GIVEN ENTRIES:

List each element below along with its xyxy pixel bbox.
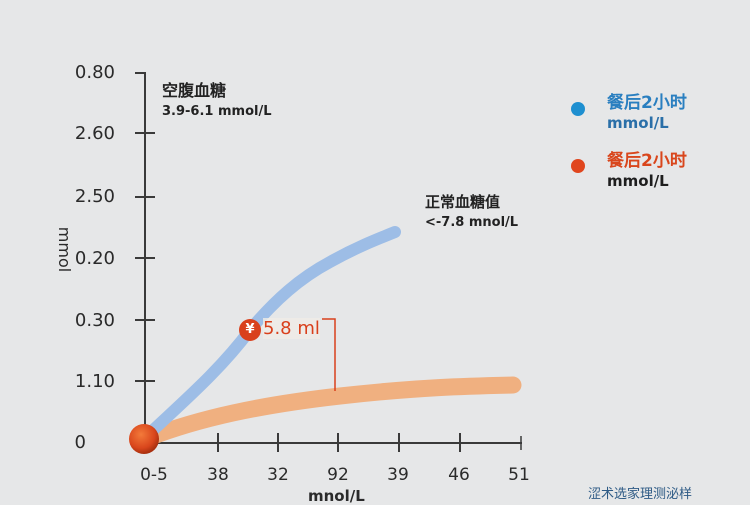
series-orange-line [139, 376, 522, 447]
x-tick-label: 46 [448, 465, 470, 485]
y-axis-label: mmol [55, 226, 75, 273]
legend-item-red: 餐后2小时 mmol/L [565, 146, 745, 206]
fasting-annotation: 空腹血糖 3.9-6.1 mmol/L [162, 77, 272, 119]
y-tick-label: 2.50 [74, 186, 115, 207]
x-axis-ticks [217, 433, 522, 452]
x-tick-label: 51 [508, 465, 530, 485]
x-tick-label: 32 [267, 465, 289, 485]
x-tick-label: 92 [327, 465, 349, 485]
y-axis-ticks [135, 72, 155, 382]
y-tick-label: 0.20 [74, 248, 115, 269]
x-tick-label: 38 [207, 465, 229, 485]
yen-icon: ¥ [239, 319, 261, 341]
legend-item-blue: 餐后2小时 mmol/L [565, 86, 745, 146]
y-tick-label: 0.80 [74, 62, 115, 83]
x-tick-label: 0-5 [140, 465, 168, 485]
normal-annotation: 正常血糖值 <-7.8 mnol/L [425, 191, 518, 230]
legend-title: 餐后2小时 [607, 93, 687, 113]
legend-title: 餐后2小时 [607, 151, 687, 171]
y-tick-label: 2.60 [74, 123, 115, 144]
marker-bracket [322, 318, 336, 391]
legend-dot-red [571, 159, 585, 173]
normal-title: 正常血糖值 [425, 193, 501, 211]
y-tick-label: 0.30 [74, 310, 115, 331]
normal-range: <-7.8 mnol/L [425, 215, 519, 230]
legend-dot-blue [571, 102, 585, 116]
y-tick-label: 1.10 [74, 371, 115, 392]
x-tick-label: 39 [387, 465, 409, 485]
legend: 餐后2小时 mmol/L 餐后2小时 mmol/L [565, 86, 745, 206]
fasting-range: 3.9-6.1 mmol/L [162, 104, 272, 119]
fasting-title: 空腹血糖 [162, 81, 227, 100]
series-blue-line [144, 226, 401, 439]
y-tick-label: 0 [74, 432, 86, 453]
legend-unit: mmol/L [607, 114, 669, 132]
marker-value: 5.8 ml [263, 318, 320, 339]
legend-unit: mmol/L [607, 172, 669, 190]
x-axis-label: mnol/L [308, 487, 365, 505]
origin-point [129, 424, 159, 454]
watermark-text: 涩术选家理测泌样 [588, 487, 693, 502]
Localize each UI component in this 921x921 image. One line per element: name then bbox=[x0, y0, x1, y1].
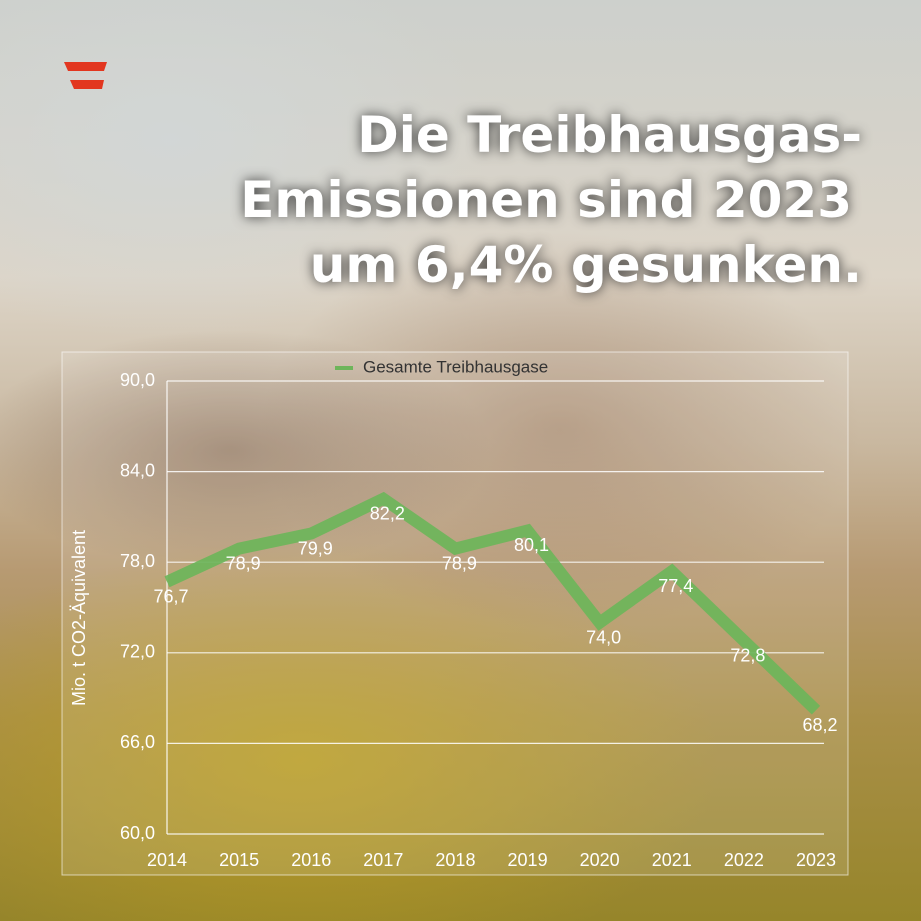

SET EXERCISE:
Could you render the rows above as a numbered list, skipping blank lines and leaving the pictures out?

THE SOLUTION:
1. List each element below along with its xyxy pixel bbox.
2. series-orange-line [139, 376, 522, 447]
3. x-tick-label: 46 [448, 465, 470, 485]
4. y-axis-label: mmol [55, 226, 75, 273]
5. legend-item-red: 餐后2小时 mmol/L [565, 146, 745, 206]
6. fasting-annotation: 空腹血糖 3.9-6.1 mmol/L [162, 77, 272, 119]
7. y-tick-label: 2.50 [74, 186, 115, 207]
8. x-axis-ticks [217, 433, 522, 452]
9. x-tick-label: 51 [508, 465, 530, 485]
10. x-tick-label: 32 [267, 465, 289, 485]
11. x-tick-label: 92 [327, 465, 349, 485]
12. y-axis-ticks [135, 72, 155, 382]
13. y-tick-label: 0.20 [74, 248, 115, 269]
14. x-tick-label: 38 [207, 465, 229, 485]
15. yen-icon: ¥ [239, 319, 261, 341]
16. legend-item-blue: 餐后2小时 mmol/L [565, 86, 745, 146]
17. y-tick-label: 0.80 [74, 62, 115, 83]
18. x-tick-label: 0-5 [140, 465, 168, 485]
19. normal-annotation: 正常血糖值 <-7.8 mnol/L [425, 191, 518, 230]
20. legend-title: 餐后2小时 [607, 93, 687, 113]
21. legend-title: 餐后2小时 [607, 151, 687, 171]
22. y-tick-label: 2.60 [74, 123, 115, 144]
23. marker-bracket [322, 318, 336, 391]
24. legend-dot-red [571, 159, 585, 173]
25. normal-title: 正常血糖值 [425, 193, 501, 211]
26. y-tick-label: 0.30 [74, 310, 115, 331]
27. normal-range: <-7.8 mnol/L [425, 215, 519, 230]
28. legend-dot-blue [571, 102, 585, 116]
29. y-tick-label: 1.10 [74, 371, 115, 392]
30. x-tick-label: 39 [387, 465, 409, 485]
31. legend: 餐后2小时 mmol/L 餐后2小时 mmol/L [565, 86, 745, 206]
32. fasting-range: 3.9-6.1 mmol/L [162, 104, 272, 119]
33. fasting-title: 空腹血糖 [162, 81, 227, 100]
34. series-blue-line [144, 226, 401, 439]
35. y-tick-label: 0 [74, 432, 86, 453]
36. legend-unit: mmol/L [607, 114, 669, 132]
37. marker-value: 5.8 ml [263, 318, 320, 339]
38. legend-unit: mmol/L [607, 172, 669, 190]
39. x-axis-label: mnol/L [308, 487, 365, 505]
40. origin-point [129, 424, 159, 454]
41. watermark-text: 涩术选家理测泌样 [588, 487, 693, 502]
42. Localize each UI component in this 921x921 image. One line per element: name then bbox=[x0, y0, x1, y1].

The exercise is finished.